[Collected data entries]
Start
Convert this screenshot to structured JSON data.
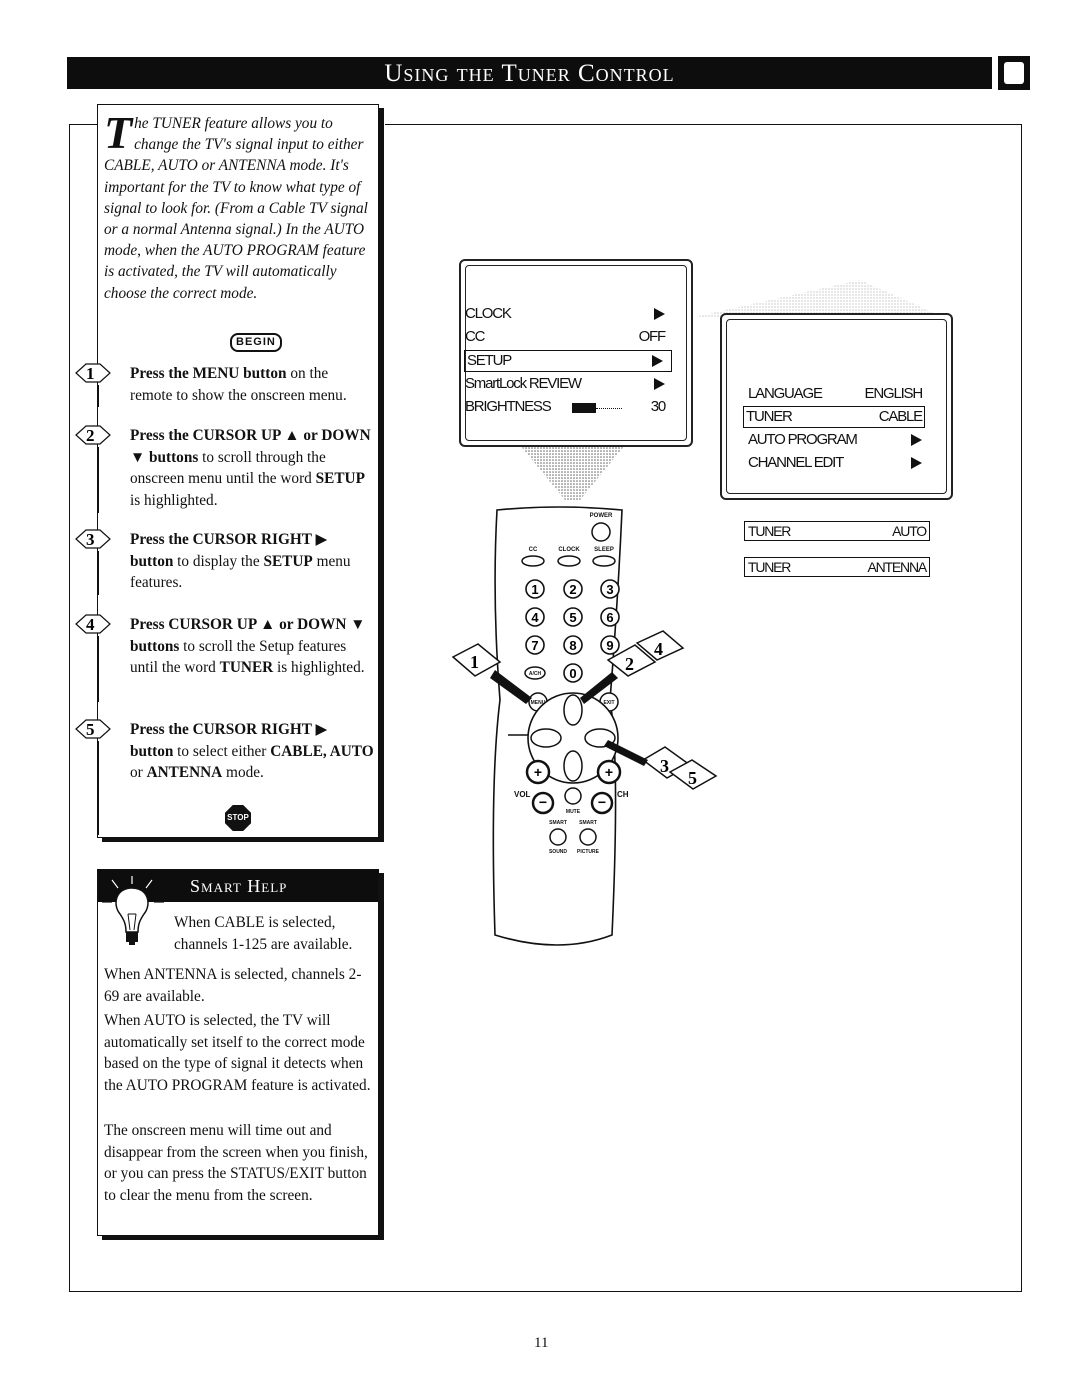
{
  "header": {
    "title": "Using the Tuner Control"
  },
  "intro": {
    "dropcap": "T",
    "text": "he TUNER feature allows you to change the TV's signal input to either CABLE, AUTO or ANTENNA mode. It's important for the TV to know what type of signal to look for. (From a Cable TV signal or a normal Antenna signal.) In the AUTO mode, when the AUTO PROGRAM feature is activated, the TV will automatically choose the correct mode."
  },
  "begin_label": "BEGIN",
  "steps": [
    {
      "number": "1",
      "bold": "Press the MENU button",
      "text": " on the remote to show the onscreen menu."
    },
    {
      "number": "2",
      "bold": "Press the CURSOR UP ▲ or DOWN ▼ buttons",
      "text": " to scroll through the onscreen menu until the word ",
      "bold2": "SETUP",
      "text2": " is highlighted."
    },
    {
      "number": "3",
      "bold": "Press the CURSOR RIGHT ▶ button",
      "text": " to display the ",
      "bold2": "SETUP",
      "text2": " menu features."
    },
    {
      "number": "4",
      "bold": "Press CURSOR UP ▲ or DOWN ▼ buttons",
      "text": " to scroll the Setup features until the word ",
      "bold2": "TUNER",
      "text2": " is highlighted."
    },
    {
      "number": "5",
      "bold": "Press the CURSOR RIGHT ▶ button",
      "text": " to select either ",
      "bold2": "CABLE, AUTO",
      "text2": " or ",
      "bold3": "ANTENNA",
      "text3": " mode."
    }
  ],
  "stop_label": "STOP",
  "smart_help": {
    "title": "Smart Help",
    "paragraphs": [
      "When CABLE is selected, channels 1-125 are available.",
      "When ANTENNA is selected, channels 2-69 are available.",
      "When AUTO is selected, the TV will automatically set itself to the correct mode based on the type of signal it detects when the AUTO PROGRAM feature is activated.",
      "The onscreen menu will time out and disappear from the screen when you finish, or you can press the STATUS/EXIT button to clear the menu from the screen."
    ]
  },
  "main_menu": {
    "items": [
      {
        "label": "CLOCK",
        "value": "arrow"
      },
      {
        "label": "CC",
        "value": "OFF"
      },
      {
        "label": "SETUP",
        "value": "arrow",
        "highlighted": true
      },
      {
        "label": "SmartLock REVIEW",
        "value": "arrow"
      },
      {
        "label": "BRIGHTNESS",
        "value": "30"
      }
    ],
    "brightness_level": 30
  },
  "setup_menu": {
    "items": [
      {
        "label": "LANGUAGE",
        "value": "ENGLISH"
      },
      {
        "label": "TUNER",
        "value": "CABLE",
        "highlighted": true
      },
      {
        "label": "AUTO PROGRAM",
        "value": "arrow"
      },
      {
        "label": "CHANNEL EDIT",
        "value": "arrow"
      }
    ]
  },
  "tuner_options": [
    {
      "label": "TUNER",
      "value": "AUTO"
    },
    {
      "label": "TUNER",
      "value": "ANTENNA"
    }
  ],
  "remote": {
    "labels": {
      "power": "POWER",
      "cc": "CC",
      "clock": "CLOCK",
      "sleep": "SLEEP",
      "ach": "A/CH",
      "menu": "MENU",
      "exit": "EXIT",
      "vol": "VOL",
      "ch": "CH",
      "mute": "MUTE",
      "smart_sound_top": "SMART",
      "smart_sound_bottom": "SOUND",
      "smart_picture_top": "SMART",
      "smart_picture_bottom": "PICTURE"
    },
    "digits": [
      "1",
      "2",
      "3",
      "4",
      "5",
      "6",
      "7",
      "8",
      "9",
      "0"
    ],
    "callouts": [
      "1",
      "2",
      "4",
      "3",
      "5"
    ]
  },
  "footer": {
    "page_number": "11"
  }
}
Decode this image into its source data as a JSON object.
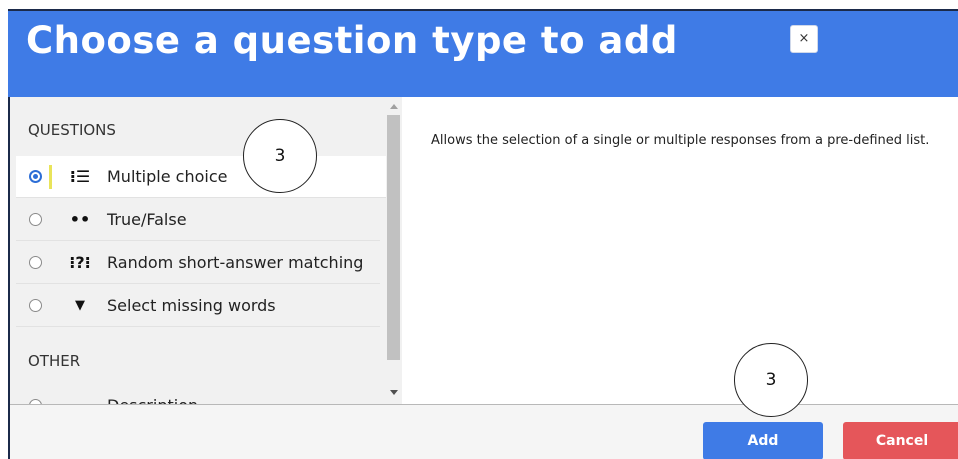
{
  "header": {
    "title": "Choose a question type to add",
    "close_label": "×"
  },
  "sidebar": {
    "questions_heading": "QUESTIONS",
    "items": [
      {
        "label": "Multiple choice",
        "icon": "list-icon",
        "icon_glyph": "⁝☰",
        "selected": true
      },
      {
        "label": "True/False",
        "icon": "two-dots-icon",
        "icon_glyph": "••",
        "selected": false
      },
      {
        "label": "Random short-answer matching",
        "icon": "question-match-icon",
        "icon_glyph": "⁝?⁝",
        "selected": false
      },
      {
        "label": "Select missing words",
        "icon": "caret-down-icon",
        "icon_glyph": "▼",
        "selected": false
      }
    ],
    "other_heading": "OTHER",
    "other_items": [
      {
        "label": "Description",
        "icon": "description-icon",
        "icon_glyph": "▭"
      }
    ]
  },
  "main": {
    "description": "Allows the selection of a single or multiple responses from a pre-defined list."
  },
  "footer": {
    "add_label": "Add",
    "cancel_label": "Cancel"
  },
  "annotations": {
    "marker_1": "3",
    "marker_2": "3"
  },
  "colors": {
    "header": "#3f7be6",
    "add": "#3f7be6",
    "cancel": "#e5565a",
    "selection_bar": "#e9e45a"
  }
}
End
(GIVEN INSTRUCTION) Repeat the material exactly as it reads, without any of its pictures.

(COMPLETED EXERCISE)
Convert this screenshot to structured JSON data.
{
  "header": {
    "title": "Using the Tuner Control"
  },
  "intro": {
    "dropcap": "T",
    "text": "he TUNER feature allows you to change the TV's signal input to either CABLE, AUTO or ANTENNA mode. It's important for the TV to know what type of signal to look for. (From a Cable TV signal or a normal Antenna signal.) In the AUTO mode, when the AUTO PROGRAM feature is activated, the TV will automatically choose the correct mode."
  },
  "begin_label": "BEGIN",
  "steps": [
    {
      "number": "1",
      "bold": "Press the MENU button",
      "text": " on the remote to show the onscreen menu."
    },
    {
      "number": "2",
      "bold": "Press the CURSOR UP ▲ or DOWN ▼ buttons",
      "text": " to scroll through the onscreen menu until the word ",
      "bold2": "SETUP",
      "text2": " is highlighted."
    },
    {
      "number": "3",
      "bold": "Press the CURSOR RIGHT ▶ button",
      "text": " to display the ",
      "bold2": "SETUP",
      "text2": " menu features."
    },
    {
      "number": "4",
      "bold": "Press CURSOR UP ▲ or DOWN ▼ buttons",
      "text": " to scroll the Setup features until the word ",
      "bold2": "TUNER",
      "text2": " is highlighted."
    },
    {
      "number": "5",
      "bold": "Press the CURSOR RIGHT ▶ button",
      "text": " to select either ",
      "bold2": "CABLE, AUTO",
      "text2": " or ",
      "bold3": "ANTENNA",
      "text3": " mode."
    }
  ],
  "stop_label": "STOP",
  "smart_help": {
    "title": "Smart Help",
    "paragraphs": [
      "When CABLE is selected, channels 1-125 are available.",
      "When ANTENNA is selected, channels 2-69 are available.",
      "When AUTO is selected, the TV will automatically set itself to the correct mode based on the type of signal it detects when the AUTO PROGRAM feature is activated.",
      "The onscreen menu will time out and disappear from the screen when you finish, or you can press the STATUS/EXIT button to clear the menu from the screen."
    ]
  },
  "main_menu": {
    "items": [
      {
        "label": "CLOCK",
        "value": "arrow"
      },
      {
        "label": "CC",
        "value": "OFF"
      },
      {
        "label": "SETUP",
        "value": "arrow",
        "highlighted": true
      },
      {
        "label": "SmartLock REVIEW",
        "value": "arrow"
      },
      {
        "label": "BRIGHTNESS",
        "value": "30"
      }
    ],
    "brightness_level": 30
  },
  "setup_menu": {
    "items": [
      {
        "label": "LANGUAGE",
        "value": "ENGLISH"
      },
      {
        "label": "TUNER",
        "value": "CABLE",
        "highlighted": true
      },
      {
        "label": "AUTO PROGRAM",
        "value": "arrow"
      },
      {
        "label": "CHANNEL EDIT",
        "value": "arrow"
      }
    ]
  },
  "tuner_options": [
    {
      "label": "TUNER",
      "value": "AUTO"
    },
    {
      "label": "TUNER",
      "value": "ANTENNA"
    }
  ],
  "remote": {
    "labels": {
      "power": "POWER",
      "cc": "CC",
      "clock": "CLOCK",
      "sleep": "SLEEP",
      "ach": "A/CH",
      "menu": "MENU",
      "exit": "EXIT",
      "vol": "VOL",
      "ch": "CH",
      "mute": "MUTE",
      "smart_sound_top": "SMART",
      "smart_sound_bottom": "SOUND",
      "smart_picture_top": "SMART",
      "smart_picture_bottom": "PICTURE"
    },
    "digits": [
      "1",
      "2",
      "3",
      "4",
      "5",
      "6",
      "7",
      "8",
      "9",
      "0"
    ],
    "callouts": [
      "1",
      "2",
      "4",
      "3",
      "5"
    ]
  },
  "footer": {
    "page_number": "11"
  }
}
Decode this image into its source data as a JSON object.
{
  "header": {
    "title": "Choose a question type to add",
    "close_label": "×"
  },
  "sidebar": {
    "questions_heading": "QUESTIONS",
    "items": [
      {
        "label": "Multiple choice",
        "icon": "list-icon",
        "icon_glyph": "⁝☰",
        "selected": true
      },
      {
        "label": "True/False",
        "icon": "two-dots-icon",
        "icon_glyph": "••",
        "selected": false
      },
      {
        "label": "Random short-answer matching",
        "icon": "question-match-icon",
        "icon_glyph": "⁝?⁝",
        "selected": false
      },
      {
        "label": "Select missing words",
        "icon": "caret-down-icon",
        "icon_glyph": "▼",
        "selected": false
      }
    ],
    "other_heading": "OTHER",
    "other_items": [
      {
        "label": "Description",
        "icon": "description-icon",
        "icon_glyph": "▭"
      }
    ]
  },
  "main": {
    "description": "Allows the selection of a single or multiple responses from a pre-defined list."
  },
  "footer": {
    "add_label": "Add",
    "cancel_label": "Cancel"
  },
  "annotations": {
    "marker_1": "3",
    "marker_2": "3"
  },
  "colors": {
    "header": "#3f7be6",
    "add": "#3f7be6",
    "cancel": "#e5565a",
    "selection_bar": "#e9e45a"
  }
}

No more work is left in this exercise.